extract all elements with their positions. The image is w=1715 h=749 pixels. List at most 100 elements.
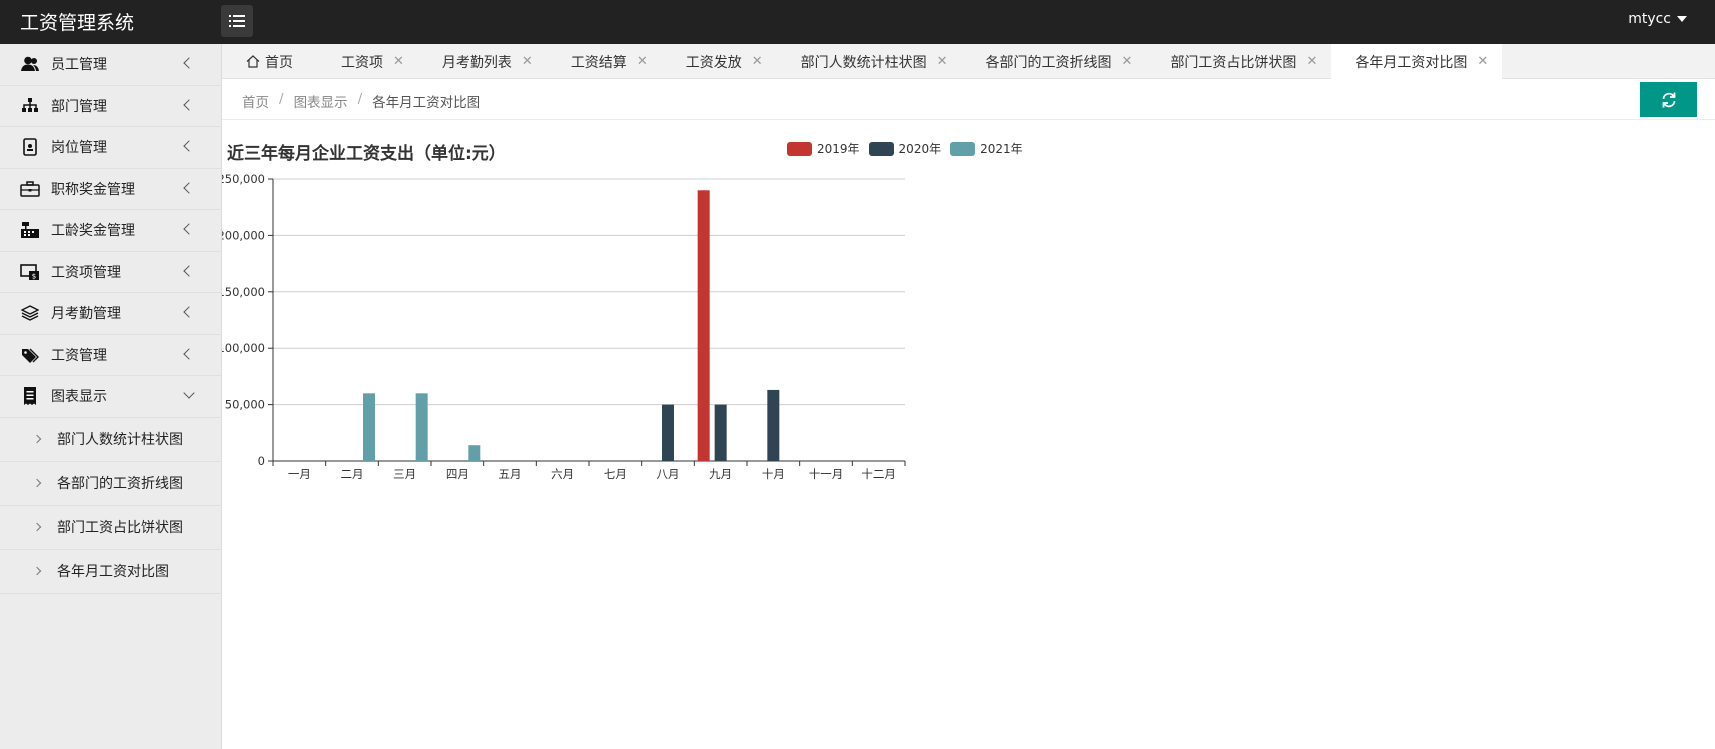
chevron-right-icon [32, 478, 42, 488]
tab-yearly-salary-compare[interactable]: 各年月工资对比图 ✕ [1331, 44, 1503, 79]
chevron-left-icon [183, 265, 195, 277]
chevron-left-icon [183, 223, 195, 235]
y-tick-label: 200,000 [222, 228, 265, 242]
tags-icon [20, 345, 40, 365]
sidebar-item-label: 工龄奖金管理 [51, 223, 135, 240]
user-menu[interactable]: mtycc [1628, 11, 1687, 27]
tab-label: 工资结算 [570, 54, 627, 71]
breadcrumb-home[interactable]: 首页 [242, 91, 269, 111]
sidebar-item-label: 工资管理 [51, 347, 107, 364]
chevron-left-icon [183, 99, 195, 111]
sidebar-item-attendance[interactable]: 月考勤管理 [0, 293, 221, 335]
y-tick-label: 50,000 [225, 398, 265, 412]
sidebar-item-label: 职称奖金管理 [51, 181, 135, 198]
tab-attendance-list[interactable]: 月考勤列表 ✕ [418, 44, 547, 79]
tab-dept-salary-line[interactable]: 各部门的工资折线图 ✕ [962, 44, 1147, 79]
tab-label: 部门工资占比饼状图 [1170, 54, 1297, 71]
tab-label: 各部门的工资折线图 [985, 54, 1112, 71]
x-tick-label: 十二月 [861, 467, 896, 481]
x-tick-label: 六月 [551, 467, 574, 481]
close-icon[interactable]: ✕ [1477, 54, 1488, 69]
sidebar-item-departments[interactable]: 部门管理 [0, 86, 221, 127]
sidebar-item-label: 月考勤管理 [51, 306, 121, 323]
breadcrumb-current: 各年月工资对比图 [372, 95, 481, 111]
close-icon[interactable]: ✕ [637, 54, 648, 69]
sidebar-item-label: 图表显示 [51, 389, 107, 406]
briefcase-icon [20, 179, 40, 199]
sidebar-subitem-label: 部门工资占比饼状图 [57, 520, 183, 536]
sidebar-item-positions[interactable]: 岗位管理 [0, 127, 221, 169]
badge-icon [20, 137, 40, 157]
sidebar-item-label: 工资项管理 [51, 264, 121, 281]
close-icon[interactable]: ✕ [937, 54, 948, 69]
breadcrumb-bar: 首页 / 图表显示 / 各年月工资对比图 [222, 79, 1715, 120]
app-title: 工资管理系统 [20, 12, 135, 34]
sidebar-item-label: 岗位管理 [51, 140, 107, 157]
sidebar-item-employees[interactable]: 员工管理 [0, 44, 221, 86]
sidebar-subitem-yearly-salary-compare[interactable]: 各年月工资对比图 [0, 550, 221, 594]
sidebar-subitem-dept-headcount-bar[interactable]: 部门人数统计柱状图 [0, 418, 221, 462]
bar-chart: 0 50,000 100,000 150,000 200,000 250,000 一月 二月 三… [222, 172, 906, 481]
sidebar-item-label: 部门管理 [51, 98, 107, 115]
tab-home[interactable]: 首页 [222, 44, 317, 79]
bar-2021年 [468, 445, 481, 461]
tab-salary-settlement[interactable]: 工资结算 ✕ [547, 44, 662, 79]
sidebar-item-title-bonus[interactable]: 职称奖金管理 [0, 169, 221, 210]
x-tick-label: 三月 [393, 467, 416, 481]
sidebar-item-seniority-bonus[interactable]: 工龄奖金管理 [0, 210, 221, 252]
close-icon[interactable]: ✕ [393, 54, 404, 69]
chevron-right-icon [32, 434, 42, 444]
tab-salary-payment[interactable]: 工资发放 ✕ [662, 44, 777, 79]
close-icon[interactable]: ✕ [752, 54, 763, 69]
bar-2021年 [415, 393, 428, 461]
money-screen-icon: $ [20, 262, 40, 282]
list-icon [229, 15, 245, 27]
bar-2020年 [662, 404, 674, 461]
users-icon [20, 54, 40, 74]
sitemap-icon [20, 96, 40, 116]
bar-2020年 [714, 404, 727, 461]
menu-toggle-button[interactable] [221, 5, 253, 37]
tab-bar: 首页 工资项 ✕ 月考勤列表 ✕ 工资结算 ✕ 工资发放 ✕ 部门人数统计柱状图… [222, 44, 1715, 79]
chevron-right-icon [32, 566, 42, 576]
caret-down-icon [1677, 16, 1687, 22]
x-tick-label: 一月 [288, 467, 311, 481]
y-tick-label: 100,000 [222, 341, 265, 355]
sidebar-subitem-dept-salary-line[interactable]: 各部门的工资折线图 [0, 462, 221, 506]
tab-dept-salary-pie[interactable]: 部门工资占比饼状图 ✕ [1146, 44, 1331, 79]
bar-2020年 [767, 389, 780, 461]
sidebar-item-charts[interactable]: 图表显示 [0, 376, 221, 418]
tab-label: 首页 [265, 54, 293, 71]
refresh-icon [1662, 92, 1675, 107]
user-name: mtycc [1628, 11, 1671, 27]
layers-icon [20, 303, 40, 323]
sidebar-item-salary[interactable]: 工资管理 [0, 335, 221, 376]
breadcrumb-separator: / [279, 91, 284, 107]
tab-label: 月考勤列表 [441, 54, 512, 71]
top-navbar: 工资管理系统 mtycc [0, 0, 1715, 44]
breadcrumb: 首页 / 图表显示 / 各年月工资对比图 [242, 91, 480, 111]
sidebar: 员工管理 部门管理 岗位管理 职称奖金管理 工龄奖金管理 $ 工资项管理 月考勤… [0, 44, 222, 749]
chevron-right-icon [32, 522, 42, 532]
x-tick-label: 二月 [341, 467, 364, 481]
breadcrumb-separator: / [357, 91, 363, 107]
breadcrumb-section[interactable]: 图表显示 [294, 91, 348, 111]
y-tick-label: 0 [258, 454, 265, 468]
sidebar-subitem-dept-salary-pie[interactable]: 部门工资占比饼状图 [0, 506, 221, 550]
svg-text:$: $ [32, 272, 36, 280]
x-tick-label: 四月 [446, 467, 469, 481]
tab-dept-headcount-bar[interactable]: 部门人数统计柱状图 ✕ [777, 44, 962, 79]
x-tick-label: 十一月 [809, 467, 844, 481]
chevron-left-icon [183, 182, 195, 194]
close-icon[interactable]: ✕ [1122, 54, 1133, 69]
tab-salary-items[interactable]: 工资项 ✕ [317, 44, 418, 79]
sidebar-subitem-label: 部门人数统计柱状图 [57, 432, 183, 448]
receipt-icon [20, 386, 40, 406]
close-icon[interactable]: ✕ [1306, 54, 1317, 69]
y-tick-label: 250,000 [222, 172, 265, 186]
close-icon[interactable]: ✕ [522, 54, 533, 69]
refresh-button[interactable] [1640, 82, 1697, 117]
x-tick-label: 九月 [709, 467, 732, 481]
sidebar-item-salary-items[interactable]: $ 工资项管理 [0, 252, 221, 293]
x-tick-label: 十月 [762, 467, 785, 481]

YOUR INSTRUCTIONS: Reproduce every line of the records above verbatim, leaving out the pictures.

WORKED SOLUTION:
extract all elements with their positions. The image is w=1715 h=749 pixels. List at most 100 elements.
chevron-right-icon [32, 478, 42, 488]
tab-yearly-salary-compare[interactable]: 各年月工资对比图 ✕ [1331, 44, 1503, 79]
chevron-left-icon [183, 265, 195, 277]
chevron-left-icon [183, 223, 195, 235]
y-tick-label: 200,000 [222, 228, 265, 242]
tags-icon [20, 345, 40, 365]
sidebar-item-label: 工龄奖金管理 [51, 223, 135, 240]
user-menu[interactable]: mtycc [1628, 11, 1687, 27]
tab-label: 工资结算 [570, 54, 627, 71]
breadcrumb-home[interactable]: 首页 [242, 91, 269, 111]
sidebar-item-label: 工资管理 [51, 347, 107, 364]
chevron-left-icon [183, 99, 195, 111]
sidebar-item-attendance[interactable]: 月考勤管理 [0, 293, 221, 335]
y-tick-label: 50,000 [225, 398, 265, 412]
sidebar-item-label: 职称奖金管理 [51, 181, 135, 198]
tab-attendance-list[interactable]: 月考勤列表 ✕ [418, 44, 547, 79]
tab-dept-salary-line[interactable]: 各部门的工资折线图 ✕ [962, 44, 1147, 79]
tab-label: 部门工资占比饼状图 [1170, 54, 1297, 71]
tab-label: 各部门的工资折线图 [985, 54, 1112, 71]
x-tick-label: 十二月 [861, 467, 896, 481]
x-tick-label: 六月 [551, 467, 574, 481]
close-icon[interactable]: ✕ [1477, 54, 1488, 69]
sidebar-item-departments[interactable]: 部门管理 [0, 86, 221, 127]
sidebar-item-label: 月考勤管理 [51, 306, 121, 323]
breadcrumb-current: 各年月工资对比图 [372, 95, 481, 111]
close-icon[interactable]: ✕ [637, 54, 648, 69]
sidebar-item-label: 图表显示 [51, 389, 107, 406]
briefcase-icon [20, 179, 40, 199]
sidebar-subitem-label: 部门工资占比饼状图 [57, 520, 183, 536]
sidebar-item-positions[interactable]: 岗位管理 [0, 127, 221, 169]
badge-icon [20, 137, 40, 157]
sidebar-item-label: 工资项管理 [51, 264, 121, 281]
close-icon[interactable]: ✕ [937, 54, 948, 69]
breadcrumb-bar: 首页 / 图表显示 / 各年月工资对比图 [222, 79, 1715, 120]
app-title: 工资管理系统 [20, 12, 135, 34]
sidebar-item-label: 岗位管理 [51, 140, 107, 157]
sidebar-item-employees[interactable]: 员工管理 [0, 44, 221, 86]
sidebar-subitem-yearly-salary-compare[interactable]: 各年月工资对比图 [0, 550, 221, 594]
sidebar-subitem-dept-headcount-bar[interactable]: 部门人数统计柱状图 [0, 418, 221, 462]
bar-chart: 0 50,000 100,000 150,000 200,000 250,000 一月 二月 三… [222, 172, 906, 481]
sidebar-item-label: 部门管理 [51, 98, 107, 115]
tab-home[interactable]: 首页 [222, 44, 317, 79]
bar-2021年 [468, 445, 481, 461]
tab-salary-settlement[interactable]: 工资结算 ✕ [547, 44, 662, 79]
sidebar-item-title-bonus[interactable]: 职称奖金管理 [0, 169, 221, 210]
x-tick-label: 三月 [393, 467, 416, 481]
sidebar-item-seniority-bonus[interactable]: 工龄奖金管理 [0, 210, 221, 252]
close-icon[interactable]: ✕ [393, 54, 404, 69]
chevron-right-icon [32, 434, 42, 444]
tab-salary-payment[interactable]: 工资发放 ✕ [662, 44, 777, 79]
close-icon[interactable]: ✕ [752, 54, 763, 69]
bar-2021年 [415, 393, 428, 461]
money-screen-icon: $ [20, 262, 40, 282]
list-icon [229, 15, 245, 27]
bar-2020年 [662, 404, 674, 461]
users-icon [20, 54, 40, 74]
sitemap-icon [20, 96, 40, 116]
bar-2020年 [714, 404, 727, 461]
menu-toggle-button[interactable] [221, 5, 253, 37]
tab-bar: 首页 工资项 ✕ 月考勤列表 ✕ 工资结算 ✕ 工资发放 ✕ 部门人数统计柱状图… [222, 44, 1715, 79]
chevron-right-icon [32, 566, 42, 576]
caret-down-icon [1677, 16, 1687, 22]
x-tick-label: 一月 [288, 467, 311, 481]
y-tick-label: 100,000 [222, 341, 265, 355]
sidebar-subitem-dept-salary-line[interactable]: 各部门的工资折线图 [0, 462, 221, 506]
tab-dept-salary-pie[interactable]: 部门工资占比饼状图 ✕ [1146, 44, 1331, 79]
bar-2020年 [767, 389, 780, 461]
sidebar-item-charts[interactable]: 图表显示 [0, 376, 221, 418]
tab-label: 首页 [265, 54, 293, 71]
refresh-icon [1662, 92, 1675, 107]
user-name: mtycc [1628, 11, 1671, 27]
layers-icon [20, 303, 40, 323]
sidebar-item-salary[interactable]: 工资管理 [0, 335, 221, 376]
breadcrumb-separator: / [279, 91, 284, 107]
tab-label: 月考勤列表 [441, 54, 512, 71]
top-navbar: 工资管理系统 mtycc [0, 0, 1715, 44]
breadcrumb: 首页 / 图表显示 / 各年月工资对比图 [242, 91, 480, 111]
sidebar: 员工管理 部门管理 岗位管理 职称奖金管理 工龄奖金管理 $ 工资项管理 月考勤… [0, 44, 222, 749]
chevron-right-icon [32, 522, 42, 532]
x-tick-label: 二月 [341, 467, 364, 481]
breadcrumb-separator: / [357, 91, 363, 107]
breadcrumb-section[interactable]: 图表显示 [294, 91, 348, 111]
y-tick-label: 0 [258, 454, 265, 468]
sidebar-subitem-dept-salary-pie[interactable]: 部门工资占比饼状图 [0, 506, 221, 550]
svg-text:$: $ [32, 272, 36, 280]
x-tick-label: 四月 [446, 467, 469, 481]
tab-dept-headcount-bar[interactable]: 部门人数统计柱状图 ✕ [777, 44, 962, 79]
x-tick-label: 十一月 [809, 467, 844, 481]
chevron-left-icon [183, 182, 195, 194]
close-icon[interactable]: ✕ [1122, 54, 1133, 69]
tab-salary-items[interactable]: 工资项 ✕ [317, 44, 418, 79]
sidebar-subitem-label: 部门人数统计柱状图 [57, 432, 183, 448]
receipt-icon [20, 386, 40, 406]
close-icon[interactable]: ✕ [1306, 54, 1317, 69]
y-tick-label: 250,000 [222, 172, 265, 186]
close-icon[interactable]: ✕ [522, 54, 533, 69]
refresh-button[interactable] [1640, 82, 1697, 117]
x-tick-label: 九月 [709, 467, 732, 481]
sidebar-item-salary-items[interactable]: $ 工资项管理 [0, 252, 221, 293]
x-tick-label: 十月 [762, 467, 785, 481]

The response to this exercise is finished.